(Stored data entries)
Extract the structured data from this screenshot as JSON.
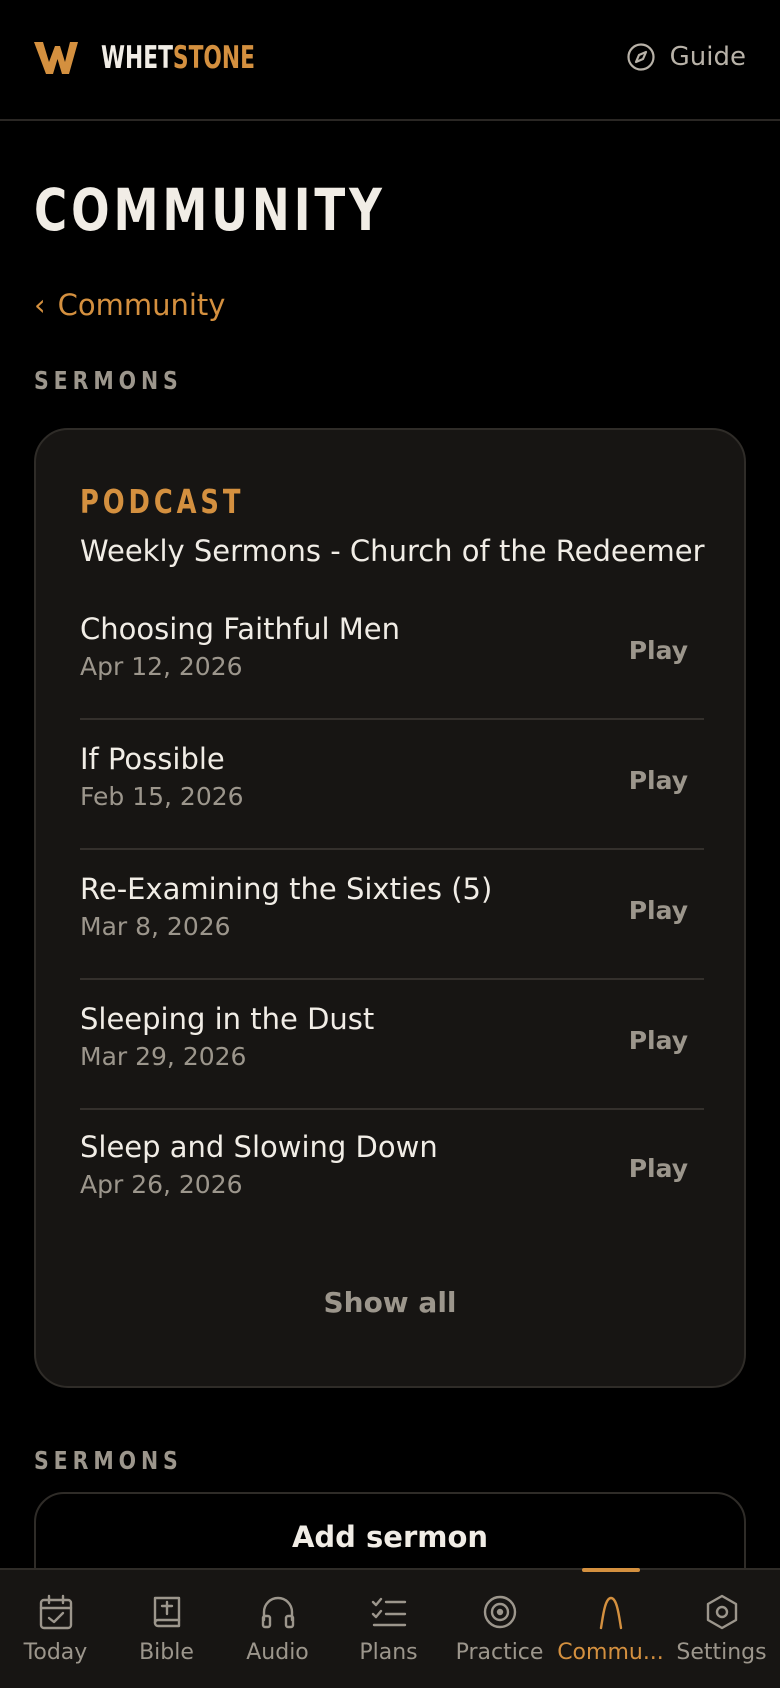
{
  "header": {
    "brand_part1": "WHET",
    "brand_part2": "STONE",
    "guide_label": "Guide",
    "accent_color": "#d4903f"
  },
  "page": {
    "title": "COMMUNITY",
    "back_label": "Community"
  },
  "sermons_section": {
    "label": "SERMONS",
    "card": {
      "kind_label": "PODCAST",
      "podcast_title": "Weekly Sermons - Church of the Redeemer",
      "episodes": [
        {
          "title": "Choosing Faithful Men",
          "date": "Apr 12, 2026",
          "action": "Play"
        },
        {
          "title": "If Possible",
          "date": "Feb 15, 2026",
          "action": "Play"
        },
        {
          "title": "Re-Examining the Sixties (5)",
          "date": "Mar 8, 2026",
          "action": "Play"
        },
        {
          "title": "Sleeping in the Dust",
          "date": "Mar 29, 2026",
          "action": "Play"
        },
        {
          "title": "Sleep and Slowing Down",
          "date": "Apr 26, 2026",
          "action": "Play"
        }
      ],
      "show_all_label": "Show all"
    }
  },
  "sermons_section_2": {
    "label": "SERMONS",
    "add_label": "Add sermon"
  },
  "tabbar": {
    "active": "community",
    "tabs": [
      {
        "id": "today",
        "label": "Today",
        "icon": "calendar-check-icon"
      },
      {
        "id": "bible",
        "label": "Bible",
        "icon": "bible-icon"
      },
      {
        "id": "audio",
        "label": "Audio",
        "icon": "headphones-icon"
      },
      {
        "id": "plans",
        "label": "Plans",
        "icon": "checklist-icon"
      },
      {
        "id": "practice",
        "label": "Practice",
        "icon": "target-icon"
      },
      {
        "id": "community",
        "label": "Commu...",
        "icon": "arch-icon"
      },
      {
        "id": "settings",
        "label": "Settings",
        "icon": "hexagon-settings-icon"
      }
    ]
  }
}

■ TASK DIRECTIONS ■
Transcribe the listing in full and omit the pictures.

■ ANSWER ■
Extract the structured data from this screenshot as JSON.
{
  "header": {
    "brand_part1": "WHET",
    "brand_part2": "STONE",
    "guide_label": "Guide",
    "accent_color": "#d4903f"
  },
  "page": {
    "title": "COMMUNITY",
    "back_label": "Community"
  },
  "sermons_section": {
    "label": "SERMONS",
    "card": {
      "kind_label": "PODCAST",
      "podcast_title": "Weekly Sermons - Church of the Redeemer",
      "episodes": [
        {
          "title": "Choosing Faithful Men",
          "date": "Apr 12, 2026",
          "action": "Play"
        },
        {
          "title": "If Possible",
          "date": "Feb 15, 2026",
          "action": "Play"
        },
        {
          "title": "Re-Examining the Sixties (5)",
          "date": "Mar 8, 2026",
          "action": "Play"
        },
        {
          "title": "Sleeping in the Dust",
          "date": "Mar 29, 2026",
          "action": "Play"
        },
        {
          "title": "Sleep and Slowing Down",
          "date": "Apr 26, 2026",
          "action": "Play"
        }
      ],
      "show_all_label": "Show all"
    }
  },
  "sermons_section_2": {
    "label": "SERMONS",
    "add_label": "Add sermon"
  },
  "tabbar": {
    "active": "community",
    "tabs": [
      {
        "id": "today",
        "label": "Today",
        "icon": "calendar-check-icon"
      },
      {
        "id": "bible",
        "label": "Bible",
        "icon": "bible-icon"
      },
      {
        "id": "audio",
        "label": "Audio",
        "icon": "headphones-icon"
      },
      {
        "id": "plans",
        "label": "Plans",
        "icon": "checklist-icon"
      },
      {
        "id": "practice",
        "label": "Practice",
        "icon": "target-icon"
      },
      {
        "id": "community",
        "label": "Commu...",
        "icon": "arch-icon"
      },
      {
        "id": "settings",
        "label": "Settings",
        "icon": "hexagon-settings-icon"
      }
    ]
  }
}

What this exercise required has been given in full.